[Data extracted from a collection]
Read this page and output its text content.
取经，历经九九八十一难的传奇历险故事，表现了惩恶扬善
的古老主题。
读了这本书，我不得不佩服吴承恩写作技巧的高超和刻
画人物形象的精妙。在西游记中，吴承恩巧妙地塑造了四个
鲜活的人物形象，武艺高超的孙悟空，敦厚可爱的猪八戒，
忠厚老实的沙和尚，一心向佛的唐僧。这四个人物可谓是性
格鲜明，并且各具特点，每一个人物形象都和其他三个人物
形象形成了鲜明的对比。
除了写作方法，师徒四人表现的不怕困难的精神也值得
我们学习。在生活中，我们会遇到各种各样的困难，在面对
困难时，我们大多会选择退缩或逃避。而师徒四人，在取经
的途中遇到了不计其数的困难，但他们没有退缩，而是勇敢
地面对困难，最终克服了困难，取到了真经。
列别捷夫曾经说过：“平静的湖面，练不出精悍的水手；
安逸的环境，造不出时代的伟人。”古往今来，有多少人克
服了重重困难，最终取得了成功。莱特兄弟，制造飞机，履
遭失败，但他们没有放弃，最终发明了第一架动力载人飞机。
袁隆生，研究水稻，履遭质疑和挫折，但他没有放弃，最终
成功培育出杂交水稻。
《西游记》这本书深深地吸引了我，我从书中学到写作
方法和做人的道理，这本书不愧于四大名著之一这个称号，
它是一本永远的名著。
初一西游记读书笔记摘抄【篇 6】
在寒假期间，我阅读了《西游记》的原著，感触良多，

## Required task
In full and verbatim, repeat the records given above.

## Reply to the task
Read this page and output its text content.
取经，历经九九八十一难的传奇历险故事，表现了惩恶扬善
的古老主题。
读了这本书，我不得不佩服吴承恩写作技巧的高超和刻
画人物形象的精妙。在西游记中，吴承恩巧妙地塑造了四个
鲜活的人物形象，武艺高超的孙悟空，敦厚可爱的猪八戒，
忠厚老实的沙和尚，一心向佛的唐僧。这四个人物可谓是性
格鲜明，并且各具特点，每一个人物形象都和其他三个人物
形象形成了鲜明的对比。
除了写作方法，师徒四人表现的不怕困难的精神也值得
我们学习。在生活中，我们会遇到各种各样的困难，在面对
困难时，我们大多会选择退缩或逃避。而师徒四人，在取经
的途中遇到了不计其数的困难，但他们没有退缩，而是勇敢
地面对困难，最终克服了困难，取到了真经。
列别捷夫曾经说过：“平静的湖面，练不出精悍的水手；
安逸的环境，造不出时代的伟人。”古往今来，有多少人克
服了重重困难，最终取得了成功。莱特兄弟，制造飞机，履
遭失败，但他们没有放弃，最终发明了第一架动力载人飞机。
袁隆生，研究水稻，履遭质疑和挫折，但他没有放弃，最终
成功培育出杂交水稻。
《西游记》这本书深深地吸引了我，我从书中学到写作
方法和做人的道理，这本书不愧于四大名著之一这个称号，
它是一本永远的名著。
初一西游记读书笔记摘抄【篇 6】
在寒假期间，我阅读了《西游记》的原著，感触良多，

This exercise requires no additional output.